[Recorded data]
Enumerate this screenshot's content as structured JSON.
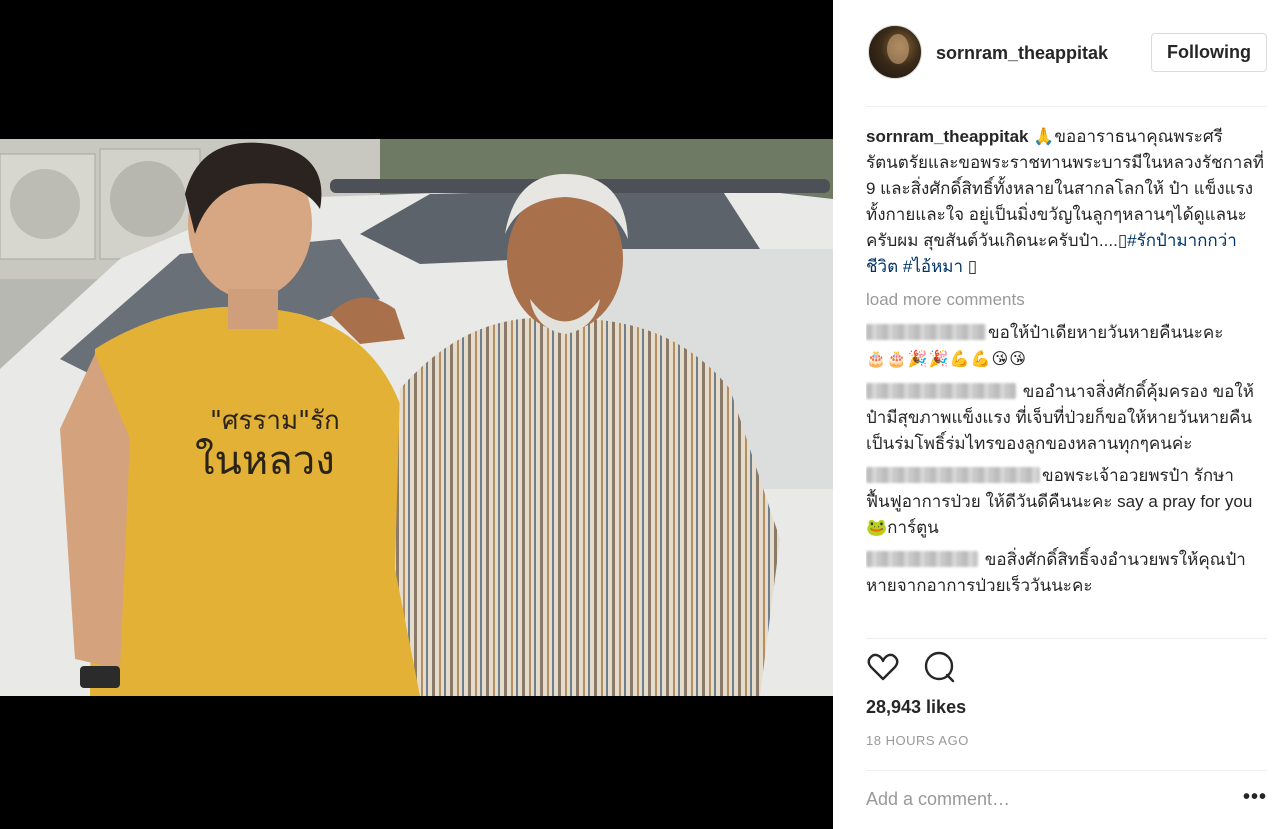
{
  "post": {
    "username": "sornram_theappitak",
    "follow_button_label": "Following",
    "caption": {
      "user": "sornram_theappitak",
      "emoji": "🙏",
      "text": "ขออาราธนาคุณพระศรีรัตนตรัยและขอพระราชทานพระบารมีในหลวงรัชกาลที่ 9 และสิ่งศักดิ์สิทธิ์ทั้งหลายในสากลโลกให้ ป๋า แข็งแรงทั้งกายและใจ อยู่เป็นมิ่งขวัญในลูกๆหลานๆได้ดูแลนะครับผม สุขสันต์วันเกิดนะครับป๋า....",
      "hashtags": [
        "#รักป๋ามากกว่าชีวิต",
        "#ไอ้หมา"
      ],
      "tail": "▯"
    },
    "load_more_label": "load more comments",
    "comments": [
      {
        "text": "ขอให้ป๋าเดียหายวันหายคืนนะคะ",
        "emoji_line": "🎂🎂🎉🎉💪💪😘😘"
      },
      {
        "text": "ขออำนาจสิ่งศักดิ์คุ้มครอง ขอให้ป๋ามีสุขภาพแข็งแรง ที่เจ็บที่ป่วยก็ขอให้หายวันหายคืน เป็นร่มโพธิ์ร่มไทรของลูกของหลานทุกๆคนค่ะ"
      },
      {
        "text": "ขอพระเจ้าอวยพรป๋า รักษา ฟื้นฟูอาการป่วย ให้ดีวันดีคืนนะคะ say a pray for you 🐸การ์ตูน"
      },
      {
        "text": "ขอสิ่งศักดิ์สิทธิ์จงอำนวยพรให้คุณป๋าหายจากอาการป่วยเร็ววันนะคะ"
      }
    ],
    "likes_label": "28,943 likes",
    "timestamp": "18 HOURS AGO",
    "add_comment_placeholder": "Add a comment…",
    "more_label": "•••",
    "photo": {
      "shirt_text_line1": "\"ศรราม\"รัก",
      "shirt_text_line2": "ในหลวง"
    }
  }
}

* [The problem] Extract the entries in full, exactly as they are, minus the pictures.

* [Expected output]
Enumerate this screenshot's content as structured JSON.
{
  "post": {
    "username": "sornram_theappitak",
    "follow_button_label": "Following",
    "caption": {
      "user": "sornram_theappitak",
      "emoji": "🙏",
      "text": "ขออาราธนาคุณพระศรีรัตนตรัยและขอพระราชทานพระบารมีในหลวงรัชกาลที่ 9 และสิ่งศักดิ์สิทธิ์ทั้งหลายในสากลโลกให้ ป๋า แข็งแรงทั้งกายและใจ อยู่เป็นมิ่งขวัญในลูกๆหลานๆได้ดูแลนะครับผม สุขสันต์วันเกิดนะครับป๋า....",
      "hashtags": [
        "#รักป๋ามากกว่าชีวิต",
        "#ไอ้หมา"
      ],
      "tail": "▯"
    },
    "load_more_label": "load more comments",
    "comments": [
      {
        "text": "ขอให้ป๋าเดียหายวันหายคืนนะคะ",
        "emoji_line": "🎂🎂🎉🎉💪💪😘😘"
      },
      {
        "text": "ขออำนาจสิ่งศักดิ์คุ้มครอง ขอให้ป๋ามีสุขภาพแข็งแรง ที่เจ็บที่ป่วยก็ขอให้หายวันหายคืน เป็นร่มโพธิ์ร่มไทรของลูกของหลานทุกๆคนค่ะ"
      },
      {
        "text": "ขอพระเจ้าอวยพรป๋า รักษา ฟื้นฟูอาการป่วย ให้ดีวันดีคืนนะคะ say a pray for you 🐸การ์ตูน"
      },
      {
        "text": "ขอสิ่งศักดิ์สิทธิ์จงอำนวยพรให้คุณป๋าหายจากอาการป่วยเร็ววันนะคะ"
      }
    ],
    "likes_label": "28,943 likes",
    "timestamp": "18 HOURS AGO",
    "add_comment_placeholder": "Add a comment…",
    "more_label": "•••",
    "photo": {
      "shirt_text_line1": "\"ศรราม\"รัก",
      "shirt_text_line2": "ในหลวง"
    }
  }
}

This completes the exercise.